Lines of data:
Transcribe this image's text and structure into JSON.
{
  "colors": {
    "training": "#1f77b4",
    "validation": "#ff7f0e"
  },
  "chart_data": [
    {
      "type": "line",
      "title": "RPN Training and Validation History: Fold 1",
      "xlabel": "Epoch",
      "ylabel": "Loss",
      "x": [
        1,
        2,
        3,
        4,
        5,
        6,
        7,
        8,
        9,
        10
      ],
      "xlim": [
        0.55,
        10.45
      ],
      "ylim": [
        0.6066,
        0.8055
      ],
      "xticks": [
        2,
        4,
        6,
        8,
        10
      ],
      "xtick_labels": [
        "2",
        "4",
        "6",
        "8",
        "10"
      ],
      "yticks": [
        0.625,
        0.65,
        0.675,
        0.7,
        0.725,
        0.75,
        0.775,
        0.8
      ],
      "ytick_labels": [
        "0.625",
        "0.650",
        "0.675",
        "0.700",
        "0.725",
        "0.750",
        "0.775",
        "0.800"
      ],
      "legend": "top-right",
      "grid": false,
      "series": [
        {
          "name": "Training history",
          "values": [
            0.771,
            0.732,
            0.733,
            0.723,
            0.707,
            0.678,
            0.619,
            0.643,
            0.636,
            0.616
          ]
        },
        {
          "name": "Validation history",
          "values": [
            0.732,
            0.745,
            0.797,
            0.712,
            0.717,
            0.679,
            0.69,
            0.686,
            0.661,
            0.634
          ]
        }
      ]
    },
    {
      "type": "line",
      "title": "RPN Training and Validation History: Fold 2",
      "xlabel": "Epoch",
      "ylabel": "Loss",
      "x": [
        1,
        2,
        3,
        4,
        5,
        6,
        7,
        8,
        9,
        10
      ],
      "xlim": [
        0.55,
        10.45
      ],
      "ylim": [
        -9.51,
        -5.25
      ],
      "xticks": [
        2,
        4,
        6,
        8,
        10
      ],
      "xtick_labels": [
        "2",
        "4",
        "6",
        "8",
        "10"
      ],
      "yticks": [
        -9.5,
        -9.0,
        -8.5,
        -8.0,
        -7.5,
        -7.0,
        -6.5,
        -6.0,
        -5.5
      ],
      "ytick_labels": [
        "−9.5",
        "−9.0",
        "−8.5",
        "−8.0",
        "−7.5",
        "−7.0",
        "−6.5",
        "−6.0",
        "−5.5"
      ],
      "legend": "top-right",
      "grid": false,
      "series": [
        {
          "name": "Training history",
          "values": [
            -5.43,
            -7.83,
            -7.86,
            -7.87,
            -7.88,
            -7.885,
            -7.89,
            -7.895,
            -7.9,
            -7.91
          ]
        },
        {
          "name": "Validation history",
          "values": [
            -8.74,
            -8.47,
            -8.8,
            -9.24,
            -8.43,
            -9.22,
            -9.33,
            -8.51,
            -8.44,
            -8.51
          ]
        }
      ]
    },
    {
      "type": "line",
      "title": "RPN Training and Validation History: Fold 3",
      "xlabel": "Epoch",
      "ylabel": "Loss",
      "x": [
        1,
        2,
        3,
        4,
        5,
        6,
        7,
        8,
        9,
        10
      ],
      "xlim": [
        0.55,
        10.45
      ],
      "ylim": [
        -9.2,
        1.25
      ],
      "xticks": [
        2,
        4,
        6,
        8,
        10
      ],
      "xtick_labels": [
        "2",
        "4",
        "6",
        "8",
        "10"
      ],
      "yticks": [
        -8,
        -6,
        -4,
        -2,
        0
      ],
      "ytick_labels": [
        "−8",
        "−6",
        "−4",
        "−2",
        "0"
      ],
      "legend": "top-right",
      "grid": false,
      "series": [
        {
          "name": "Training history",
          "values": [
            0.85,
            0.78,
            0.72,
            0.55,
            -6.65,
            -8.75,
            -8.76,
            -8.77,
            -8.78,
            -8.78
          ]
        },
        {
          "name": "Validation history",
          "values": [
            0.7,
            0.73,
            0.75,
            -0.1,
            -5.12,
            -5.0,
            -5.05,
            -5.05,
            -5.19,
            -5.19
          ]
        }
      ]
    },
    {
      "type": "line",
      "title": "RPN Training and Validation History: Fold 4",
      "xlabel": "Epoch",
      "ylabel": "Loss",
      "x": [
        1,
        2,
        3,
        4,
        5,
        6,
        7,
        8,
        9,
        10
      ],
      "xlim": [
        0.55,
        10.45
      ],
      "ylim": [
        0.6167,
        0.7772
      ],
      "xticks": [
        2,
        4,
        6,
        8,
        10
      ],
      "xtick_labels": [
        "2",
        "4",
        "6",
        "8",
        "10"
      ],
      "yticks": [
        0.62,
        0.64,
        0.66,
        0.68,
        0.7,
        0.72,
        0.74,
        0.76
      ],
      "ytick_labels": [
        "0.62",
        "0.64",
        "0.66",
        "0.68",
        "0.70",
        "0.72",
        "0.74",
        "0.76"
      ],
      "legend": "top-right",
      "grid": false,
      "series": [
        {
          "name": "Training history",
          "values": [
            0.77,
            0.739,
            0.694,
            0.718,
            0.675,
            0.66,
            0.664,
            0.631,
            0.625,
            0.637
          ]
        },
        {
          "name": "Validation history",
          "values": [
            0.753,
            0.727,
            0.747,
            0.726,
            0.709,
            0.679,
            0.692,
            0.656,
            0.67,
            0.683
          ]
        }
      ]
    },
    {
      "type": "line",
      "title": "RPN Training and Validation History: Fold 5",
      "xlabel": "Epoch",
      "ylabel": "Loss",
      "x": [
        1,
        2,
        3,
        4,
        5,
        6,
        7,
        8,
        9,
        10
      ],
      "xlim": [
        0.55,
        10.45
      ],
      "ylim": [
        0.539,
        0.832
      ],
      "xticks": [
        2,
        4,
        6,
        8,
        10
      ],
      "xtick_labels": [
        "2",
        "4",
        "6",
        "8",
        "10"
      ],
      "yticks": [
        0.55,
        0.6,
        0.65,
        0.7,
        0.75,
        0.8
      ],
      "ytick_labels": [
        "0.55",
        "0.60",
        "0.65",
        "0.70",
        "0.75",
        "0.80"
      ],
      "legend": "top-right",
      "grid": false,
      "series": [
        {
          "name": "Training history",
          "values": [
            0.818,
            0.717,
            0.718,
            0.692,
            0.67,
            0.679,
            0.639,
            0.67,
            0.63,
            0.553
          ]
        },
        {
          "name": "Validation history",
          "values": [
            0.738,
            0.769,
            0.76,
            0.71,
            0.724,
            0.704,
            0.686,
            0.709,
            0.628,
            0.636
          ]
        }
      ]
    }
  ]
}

Task requirements → Reproduce all the records precisely.

Solution for this task →
Transcribe this image's text and structure into JSON.
{
  "colors": {
    "training": "#1f77b4",
    "validation": "#ff7f0e"
  },
  "chart_data": [
    {
      "type": "line",
      "title": "RPN Training and Validation History: Fold 1",
      "xlabel": "Epoch",
      "ylabel": "Loss",
      "x": [
        1,
        2,
        3,
        4,
        5,
        6,
        7,
        8,
        9,
        10
      ],
      "xlim": [
        0.55,
        10.45
      ],
      "ylim": [
        0.6066,
        0.8055
      ],
      "xticks": [
        2,
        4,
        6,
        8,
        10
      ],
      "xtick_labels": [
        "2",
        "4",
        "6",
        "8",
        "10"
      ],
      "yticks": [
        0.625,
        0.65,
        0.675,
        0.7,
        0.725,
        0.75,
        0.775,
        0.8
      ],
      "ytick_labels": [
        "0.625",
        "0.650",
        "0.675",
        "0.700",
        "0.725",
        "0.750",
        "0.775",
        "0.800"
      ],
      "legend": "top-right",
      "grid": false,
      "series": [
        {
          "name": "Training history",
          "values": [
            0.771,
            0.732,
            0.733,
            0.723,
            0.707,
            0.678,
            0.619,
            0.643,
            0.636,
            0.616
          ]
        },
        {
          "name": "Validation history",
          "values": [
            0.732,
            0.745,
            0.797,
            0.712,
            0.717,
            0.679,
            0.69,
            0.686,
            0.661,
            0.634
          ]
        }
      ]
    },
    {
      "type": "line",
      "title": "RPN Training and Validation History: Fold 2",
      "xlabel": "Epoch",
      "ylabel": "Loss",
      "x": [
        1,
        2,
        3,
        4,
        5,
        6,
        7,
        8,
        9,
        10
      ],
      "xlim": [
        0.55,
        10.45
      ],
      "ylim": [
        -9.51,
        -5.25
      ],
      "xticks": [
        2,
        4,
        6,
        8,
        10
      ],
      "xtick_labels": [
        "2",
        "4",
        "6",
        "8",
        "10"
      ],
      "yticks": [
        -9.5,
        -9.0,
        -8.5,
        -8.0,
        -7.5,
        -7.0,
        -6.5,
        -6.0,
        -5.5
      ],
      "ytick_labels": [
        "−9.5",
        "−9.0",
        "−8.5",
        "−8.0",
        "−7.5",
        "−7.0",
        "−6.5",
        "−6.0",
        "−5.5"
      ],
      "legend": "top-right",
      "grid": false,
      "series": [
        {
          "name": "Training history",
          "values": [
            -5.43,
            -7.83,
            -7.86,
            -7.87,
            -7.88,
            -7.885,
            -7.89,
            -7.895,
            -7.9,
            -7.91
          ]
        },
        {
          "name": "Validation history",
          "values": [
            -8.74,
            -8.47,
            -8.8,
            -9.24,
            -8.43,
            -9.22,
            -9.33,
            -8.51,
            -8.44,
            -8.51
          ]
        }
      ]
    },
    {
      "type": "line",
      "title": "RPN Training and Validation History: Fold 3",
      "xlabel": "Epoch",
      "ylabel": "Loss",
      "x": [
        1,
        2,
        3,
        4,
        5,
        6,
        7,
        8,
        9,
        10
      ],
      "xlim": [
        0.55,
        10.45
      ],
      "ylim": [
        -9.2,
        1.25
      ],
      "xticks": [
        2,
        4,
        6,
        8,
        10
      ],
      "xtick_labels": [
        "2",
        "4",
        "6",
        "8",
        "10"
      ],
      "yticks": [
        -8,
        -6,
        -4,
        -2,
        0
      ],
      "ytick_labels": [
        "−8",
        "−6",
        "−4",
        "−2",
        "0"
      ],
      "legend": "top-right",
      "grid": false,
      "series": [
        {
          "name": "Training history",
          "values": [
            0.85,
            0.78,
            0.72,
            0.55,
            -6.65,
            -8.75,
            -8.76,
            -8.77,
            -8.78,
            -8.78
          ]
        },
        {
          "name": "Validation history",
          "values": [
            0.7,
            0.73,
            0.75,
            -0.1,
            -5.12,
            -5.0,
            -5.05,
            -5.05,
            -5.19,
            -5.19
          ]
        }
      ]
    },
    {
      "type": "line",
      "title": "RPN Training and Validation History: Fold 4",
      "xlabel": "Epoch",
      "ylabel": "Loss",
      "x": [
        1,
        2,
        3,
        4,
        5,
        6,
        7,
        8,
        9,
        10
      ],
      "xlim": [
        0.55,
        10.45
      ],
      "ylim": [
        0.6167,
        0.7772
      ],
      "xticks": [
        2,
        4,
        6,
        8,
        10
      ],
      "xtick_labels": [
        "2",
        "4",
        "6",
        "8",
        "10"
      ],
      "yticks": [
        0.62,
        0.64,
        0.66,
        0.68,
        0.7,
        0.72,
        0.74,
        0.76
      ],
      "ytick_labels": [
        "0.62",
        "0.64",
        "0.66",
        "0.68",
        "0.70",
        "0.72",
        "0.74",
        "0.76"
      ],
      "legend": "top-right",
      "grid": false,
      "series": [
        {
          "name": "Training history",
          "values": [
            0.77,
            0.739,
            0.694,
            0.718,
            0.675,
            0.66,
            0.664,
            0.631,
            0.625,
            0.637
          ]
        },
        {
          "name": "Validation history",
          "values": [
            0.753,
            0.727,
            0.747,
            0.726,
            0.709,
            0.679,
            0.692,
            0.656,
            0.67,
            0.683
          ]
        }
      ]
    },
    {
      "type": "line",
      "title": "RPN Training and Validation History: Fold 5",
      "xlabel": "Epoch",
      "ylabel": "Loss",
      "x": [
        1,
        2,
        3,
        4,
        5,
        6,
        7,
        8,
        9,
        10
      ],
      "xlim": [
        0.55,
        10.45
      ],
      "ylim": [
        0.539,
        0.832
      ],
      "xticks": [
        2,
        4,
        6,
        8,
        10
      ],
      "xtick_labels": [
        "2",
        "4",
        "6",
        "8",
        "10"
      ],
      "yticks": [
        0.55,
        0.6,
        0.65,
        0.7,
        0.75,
        0.8
      ],
      "ytick_labels": [
        "0.55",
        "0.60",
        "0.65",
        "0.70",
        "0.75",
        "0.80"
      ],
      "legend": "top-right",
      "grid": false,
      "series": [
        {
          "name": "Training history",
          "values": [
            0.818,
            0.717,
            0.718,
            0.692,
            0.67,
            0.679,
            0.639,
            0.67,
            0.63,
            0.553
          ]
        },
        {
          "name": "Validation history",
          "values": [
            0.738,
            0.769,
            0.76,
            0.71,
            0.724,
            0.704,
            0.686,
            0.709,
            0.628,
            0.636
          ]
        }
      ]
    }
  ]
}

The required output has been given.